• **WORK TO BE COMPLETED**:
Which lines hold the word "ground"? Copy each of them from the material.

• **DATA**:
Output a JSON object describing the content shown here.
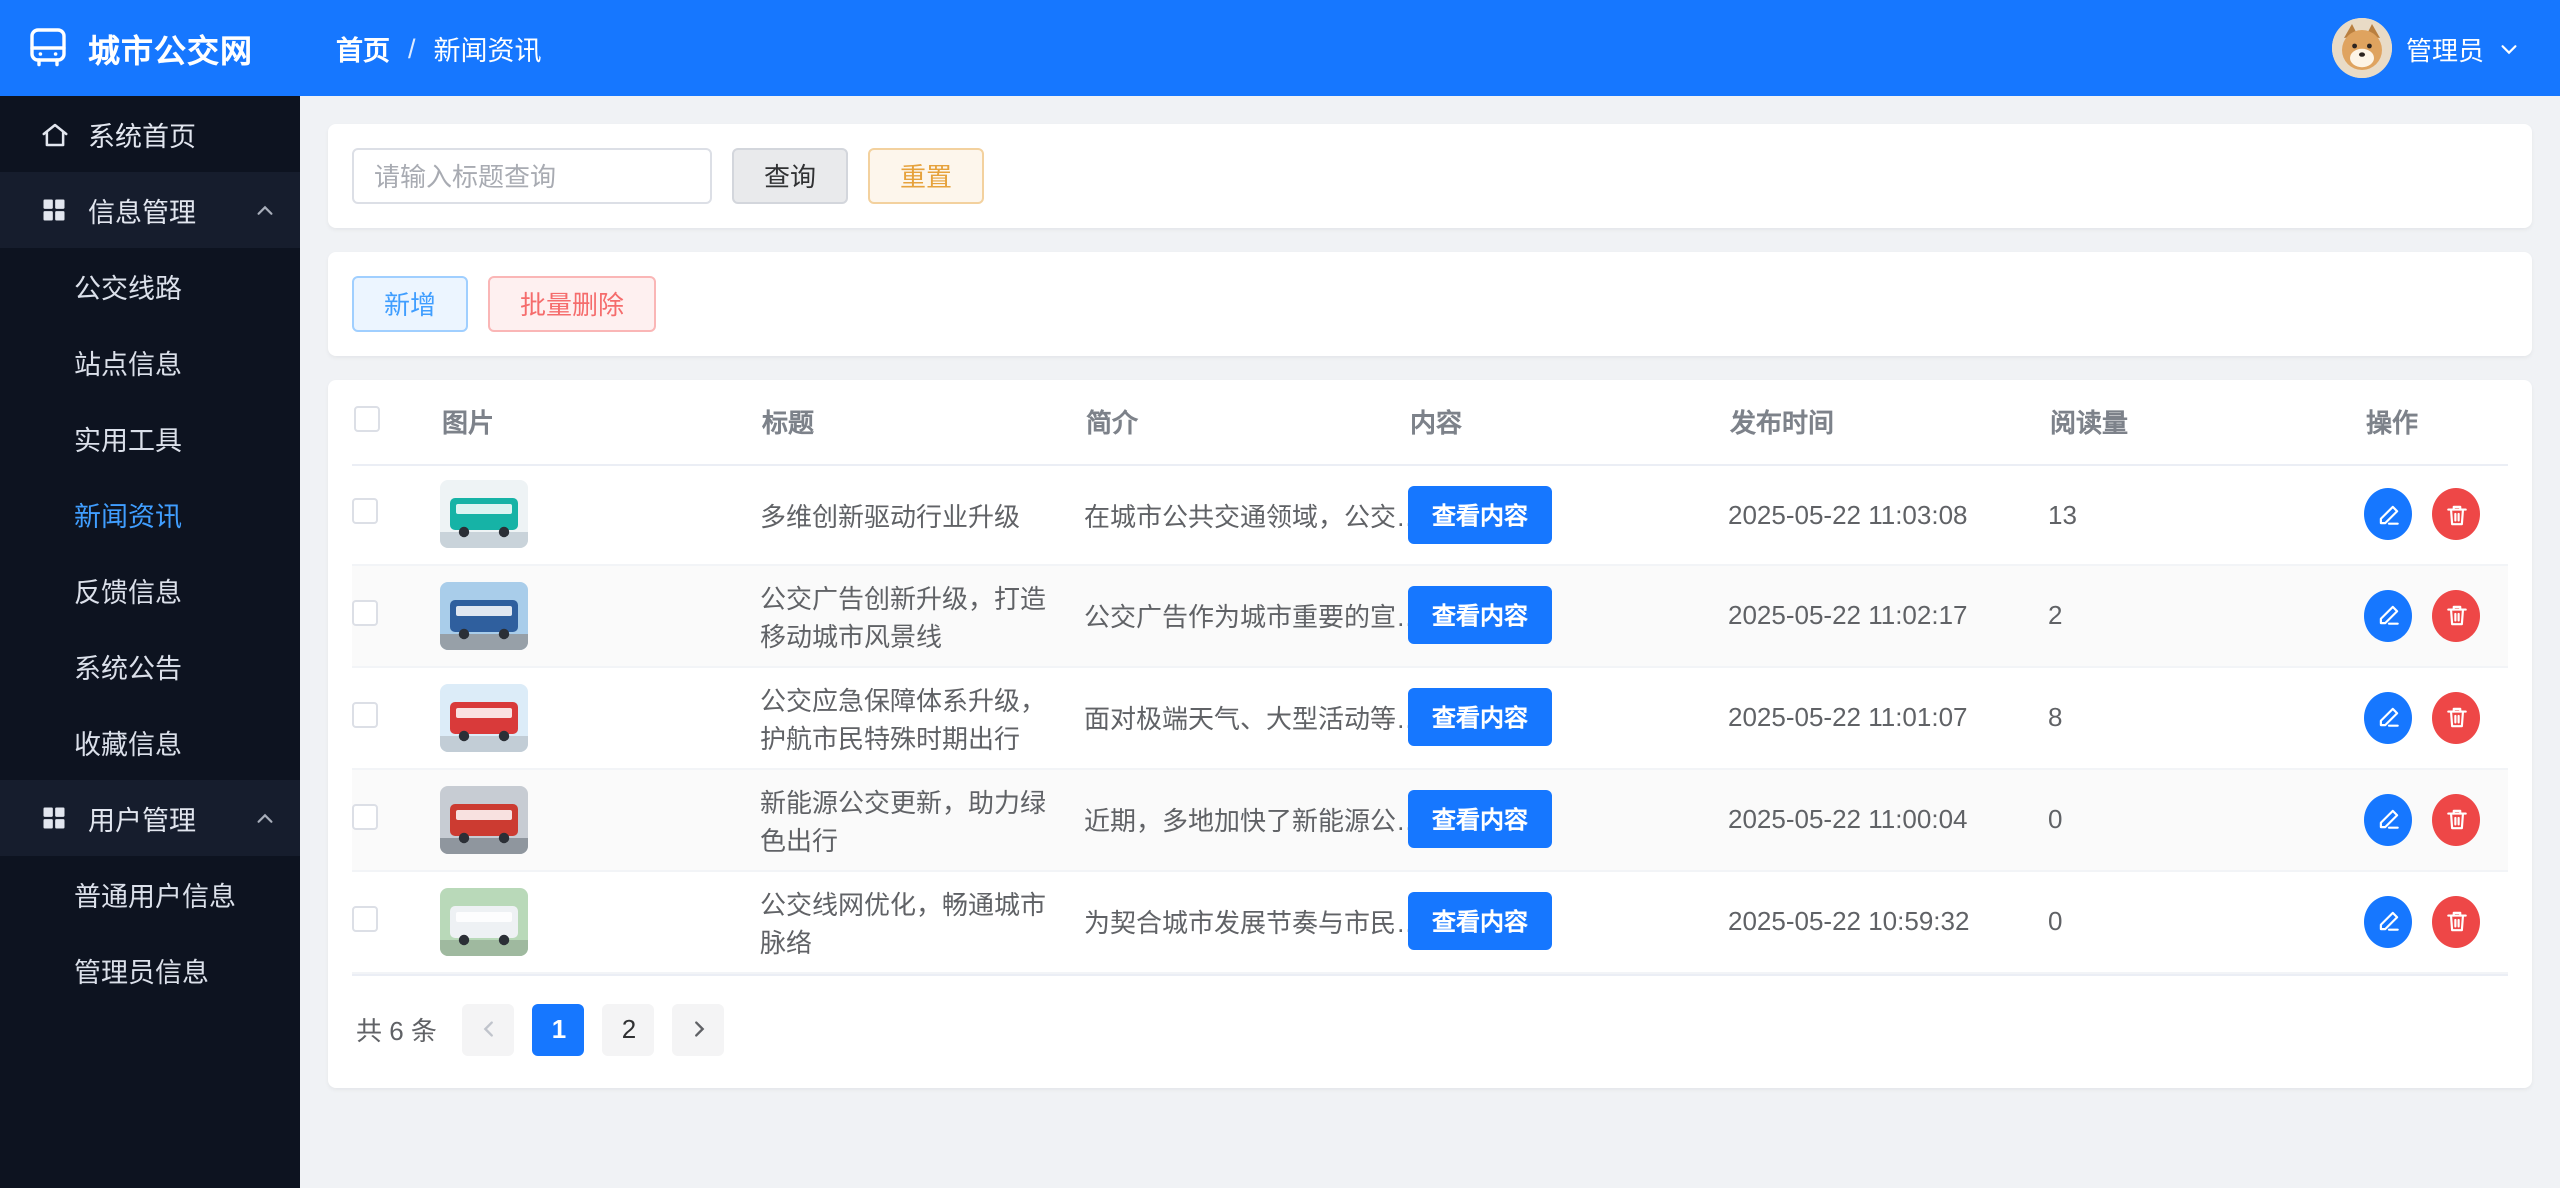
{
  "brand": {
    "title": "城市公交网"
  },
  "breadcrumb": {
    "items": [
      "首页",
      "新闻资讯"
    ],
    "separator": "/"
  },
  "user": {
    "name": "管理员"
  },
  "sidebar": {
    "groups": [
      {
        "label": "系统首页",
        "icon": "home-icon",
        "type": "link"
      },
      {
        "label": "信息管理",
        "icon": "grid-icon",
        "type": "group",
        "expanded": true,
        "children": [
          {
            "label": "公交线路",
            "active": false
          },
          {
            "label": "站点信息",
            "active": false
          },
          {
            "label": "实用工具",
            "active": false
          },
          {
            "label": "新闻资讯",
            "active": true
          },
          {
            "label": "反馈信息",
            "active": false
          },
          {
            "label": "系统公告",
            "active": false
          },
          {
            "label": "收藏信息",
            "active": false
          }
        ]
      },
      {
        "label": "用户管理",
        "icon": "grid-icon",
        "type": "group",
        "expanded": true,
        "children": [
          {
            "label": "普通用户信息",
            "active": false
          },
          {
            "label": "管理员信息",
            "active": false
          }
        ]
      }
    ]
  },
  "toolbar": {
    "search_placeholder": "请输入标题查询",
    "search_button": "查询",
    "reset_button": "重置",
    "add_button": "新增",
    "batch_delete_button": "批量删除"
  },
  "table": {
    "columns": [
      "图片",
      "标题",
      "简介",
      "内容",
      "发布时间",
      "阅读量",
      "操作"
    ],
    "view_content_button": "查看内容",
    "rows": [
      {
        "title": "多维创新驱动行业升级",
        "intro": "在城市公共交通领域，公交…",
        "publish_time": "2025-05-22 11:03:08",
        "reads": "13",
        "image": {
          "name": "bus-photo",
          "sky": "#eef3f5",
          "ground": "#c9d3da",
          "bus": "#16b3a6"
        }
      },
      {
        "title": "公交广告创新升级，打造移动城市风景线",
        "intro": "公交广告作为城市重要的宣…",
        "publish_time": "2025-05-22 11:02:17",
        "reads": "2",
        "image": {
          "name": "bus-photo",
          "sky": "#a9cdea",
          "ground": "#97a0a8",
          "bus": "#2f5f9e"
        }
      },
      {
        "title": "公交应急保障体系升级，护航市民特殊时期出行",
        "intro": "面对极端天气、大型活动等…",
        "publish_time": "2025-05-22 11:01:07",
        "reads": "8",
        "image": {
          "name": "bus-photo",
          "sky": "#dcecf8",
          "ground": "#c2cdd6",
          "bus": "#d93a3a"
        }
      },
      {
        "title": "新能源公交更新，助力绿色出行",
        "intro": "近期，多地加快了新能源公…",
        "publish_time": "2025-05-22 11:00:04",
        "reads": "0",
        "image": {
          "name": "bus-photo",
          "sky": "#c7ccd3",
          "ground": "#8f969e",
          "bus": "#cc3b31"
        }
      },
      {
        "title": "公交线网优化，畅通城市脉络",
        "intro": "为契合城市发展节奏与市民…",
        "publish_time": "2025-05-22 10:59:32",
        "reads": "0",
        "image": {
          "name": "bus-photo",
          "sky": "#b9d9b9",
          "ground": "#9fb99f",
          "bus": "#eef1f4"
        }
      }
    ]
  },
  "pagination": {
    "total": "共 6 条",
    "pages": [
      "1",
      "2"
    ],
    "active_page": "1"
  },
  "colors": {
    "accent": "#1677ff",
    "sidebar_bg": "#0d1320",
    "active_menu": "#409eff",
    "danger": "#ee4747"
  }
}
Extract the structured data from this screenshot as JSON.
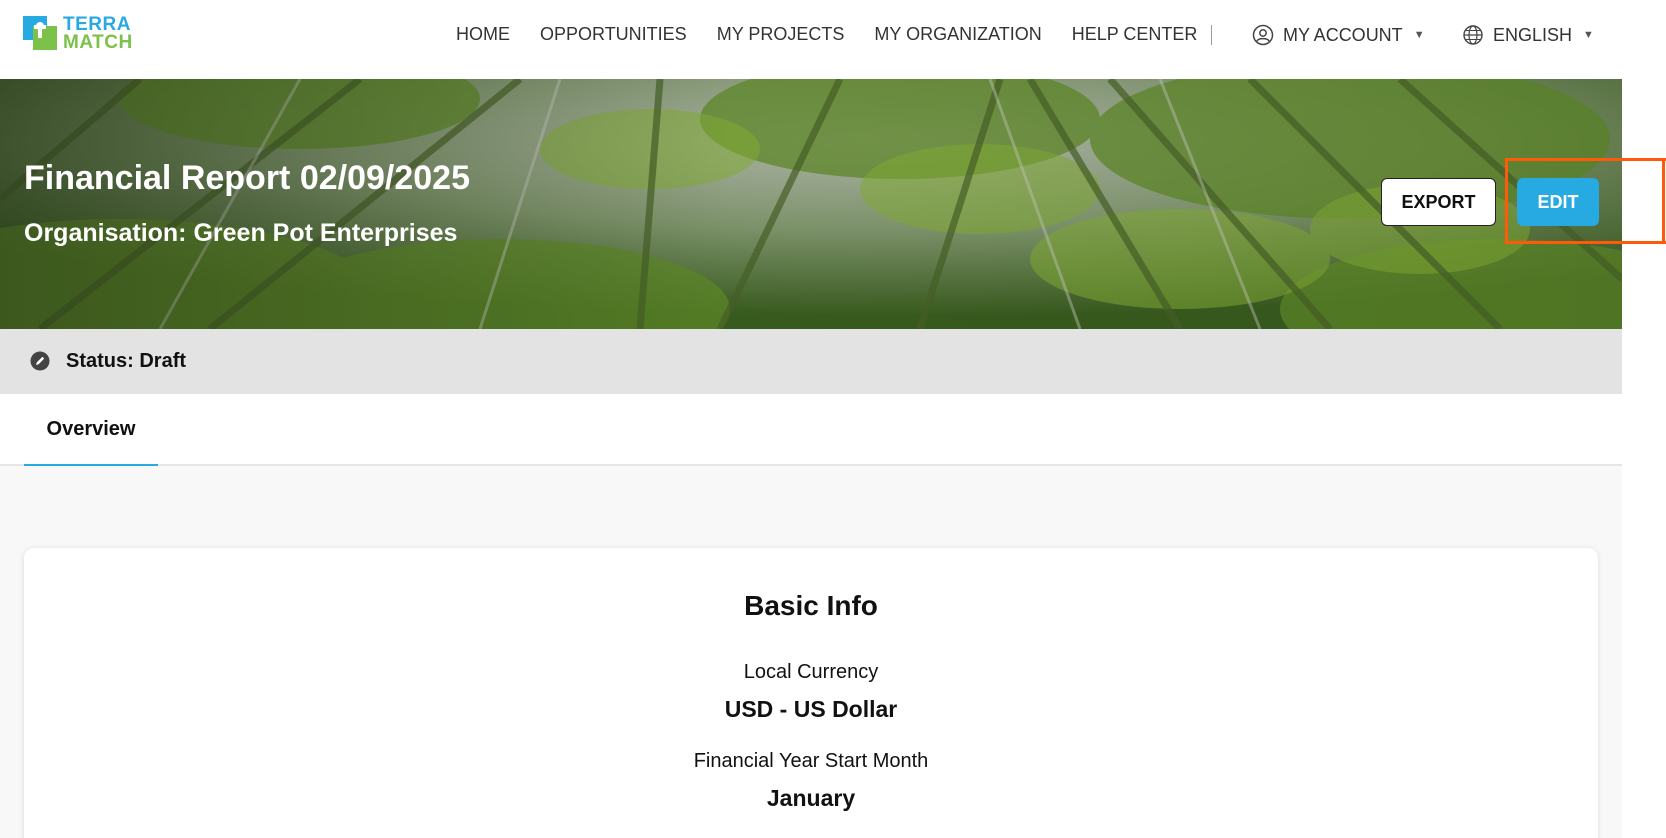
{
  "brand": {
    "logo_line1": "TERRA",
    "logo_line2": "MATCH",
    "color_primary": "#27a9e1",
    "color_secondary": "#7cc24a"
  },
  "nav": {
    "links": [
      "HOME",
      "OPPORTUNITIES",
      "MY PROJECTS",
      "MY ORGANIZATION",
      "HELP CENTER"
    ],
    "account_label": "MY ACCOUNT",
    "account_icon": "user-circle-icon",
    "language_label": "ENGLISH",
    "language_icon": "globe-icon"
  },
  "hero": {
    "title": "Financial Report 02/09/2025",
    "subtitle": "Organisation: Green Pot Enterprises",
    "export_label": "EXPORT",
    "edit_label": "EDIT",
    "highlight_color": "#ff5a0a"
  },
  "status": {
    "icon": "pencil-circle-icon",
    "text": "Status: Draft"
  },
  "tabs": [
    {
      "label": "Overview",
      "active": true
    }
  ],
  "basic_info": {
    "title": "Basic Info",
    "fields": [
      {
        "label": "Local Currency",
        "value": "USD - US Dollar"
      },
      {
        "label": "Financial Year Start Month",
        "value": "January"
      }
    ]
  }
}
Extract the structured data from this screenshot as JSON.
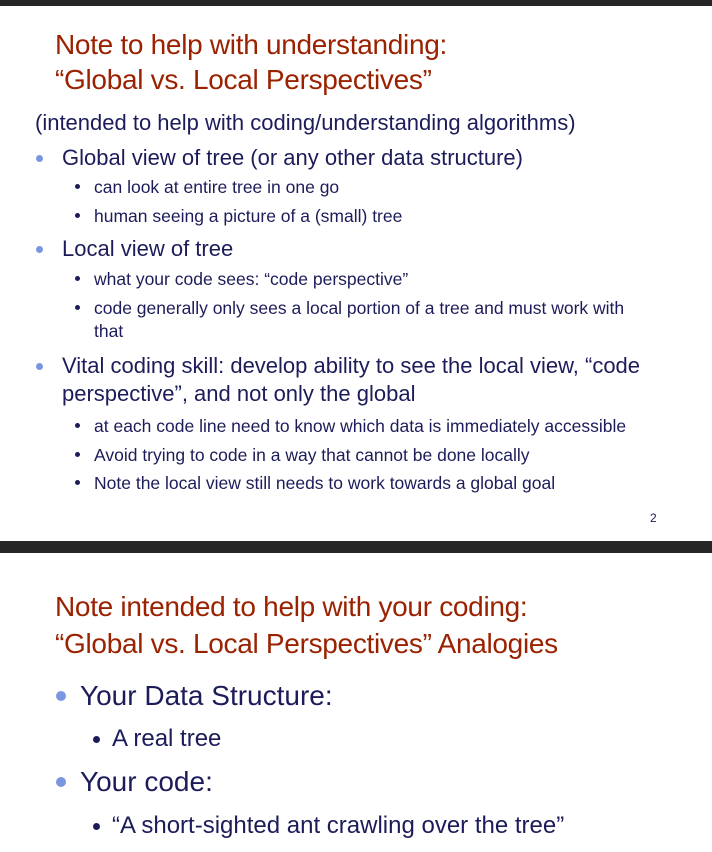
{
  "slide1": {
    "title_line1": "Note to help with understanding:",
    "title_line2": "“Global vs. Local Perspectives”",
    "subtitle": "(intended to help with coding/understanding algorithms)",
    "bullets": [
      {
        "text": "Global view of tree (or any other data structure)",
        "sub": [
          "can look at entire tree in one go",
          "human seeing a picture of a (small) tree"
        ]
      },
      {
        "text": "Local view of tree",
        "sub": [
          "what your code sees: “code perspective”",
          "code generally only sees a local portion of a tree and must work with",
          "that"
        ]
      },
      {
        "text": "Vital coding skill: develop ability to see the local view, “code",
        "text2": "perspective”, and not only the global",
        "sub": [
          "at each code line need to know which data is immediately accessible",
          "Avoid trying to code in a way that cannot be done locally",
          "Note the local view still needs to work towards a global goal"
        ]
      }
    ],
    "page_number": "2"
  },
  "slide2": {
    "title_line1": "Note intended to help with your coding:",
    "title_line2": "“Global vs. Local Perspectives” Analogies",
    "bullets": [
      {
        "text": "Your Data Structure:",
        "sub": [
          "A real tree"
        ]
      },
      {
        "text": "Your code:",
        "sub": [
          "“A short-sighted ant crawling over the tree”"
        ]
      }
    ]
  },
  "colors": {
    "title": "#9a2200",
    "body": "#1c1c5a",
    "bullet": "#7b96e0",
    "divider": "#262626"
  }
}
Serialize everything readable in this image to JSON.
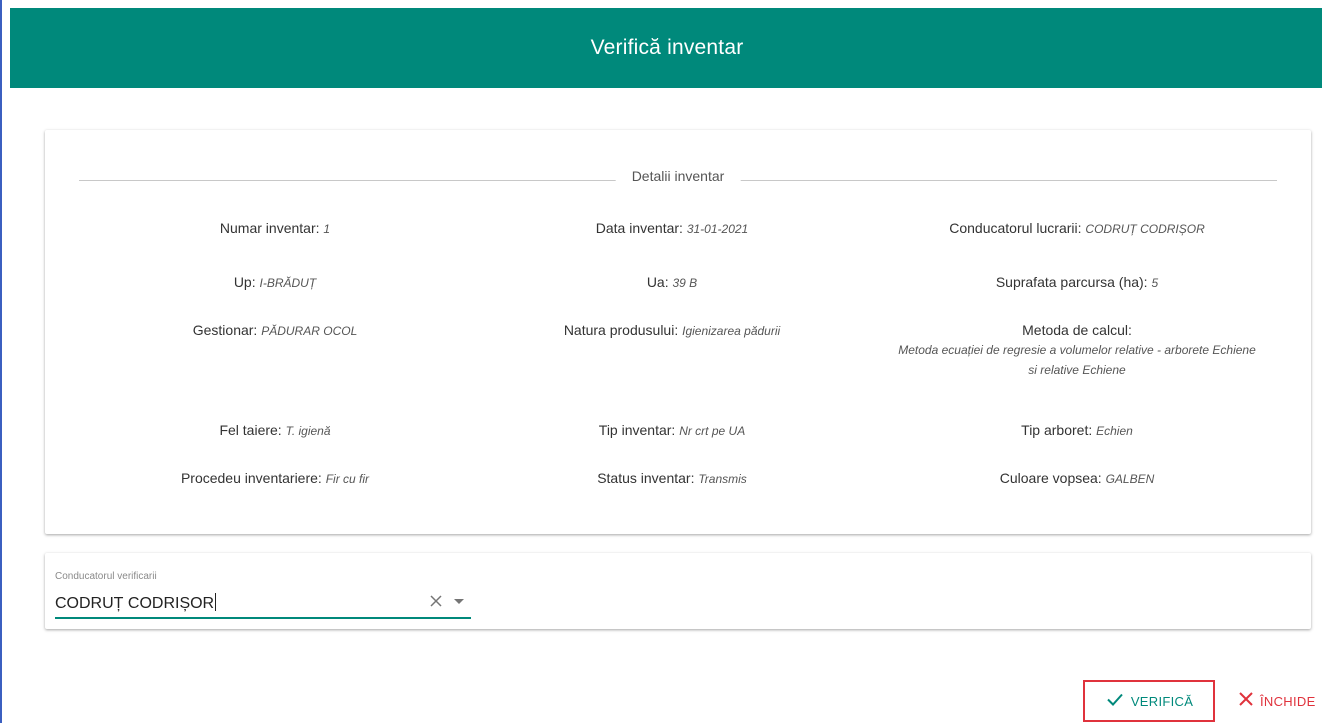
{
  "colors": {
    "accent": "#00897b",
    "danger": "#e0323c"
  },
  "dialog": {
    "title": "Verifică inventar"
  },
  "details": {
    "legend": "Detalii inventar",
    "rows": [
      [
        {
          "label": "Numar inventar:",
          "value": "1"
        },
        {
          "label": "Data inventar:",
          "value": "31-01-2021"
        },
        {
          "label": "Conducatorul lucrarii:",
          "value": "CODRUȚ CODRIȘOR"
        }
      ],
      [
        {
          "label": "Up:",
          "value": "I-BRĂDUȚ"
        },
        {
          "label": "Ua:",
          "value": "39 B"
        },
        {
          "label": "Suprafata parcursa (ha):",
          "value": "5"
        }
      ],
      [
        {
          "label": "Gestionar:",
          "value": "PĂDURAR OCOL"
        },
        {
          "label": "Natura produsului:",
          "value": "Igienizarea pădurii"
        },
        {
          "label": "Metoda de calcul:",
          "value": "Metoda ecuației de regresie a volumelor relative - arborete Echiene si relative Echiene"
        }
      ],
      [
        {
          "label": "Fel taiere:",
          "value": "T. igienă"
        },
        {
          "label": "Tip inventar:",
          "value": "Nr crt pe UA"
        },
        {
          "label": "Tip arboret:",
          "value": "Echien"
        }
      ],
      [
        {
          "label": "Procedeu inventariere:",
          "value": "Fir cu fir"
        },
        {
          "label": "Status inventar:",
          "value": "Transmis"
        },
        {
          "label": "Culoare vopsea:",
          "value": "GALBEN"
        }
      ]
    ]
  },
  "verifier": {
    "label": "Conducatorul verificarii",
    "value": "CODRUȚ CODRIȘOR",
    "clear_icon": "close-icon",
    "dropdown_icon": "caret-down-icon"
  },
  "actions": {
    "verify_label": "VERIFICĂ",
    "verify_icon": "check-icon",
    "close_label": "ÎNCHIDE",
    "close_icon": "close-icon"
  }
}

• **OUTPUT FOR THIS TASK**:
          "ground": "#c9d3da",
          "ground": "#97a0a8",
          "ground": "#c2cdd6",
          "ground": "#8f969e",
          "ground": "#9fb99f",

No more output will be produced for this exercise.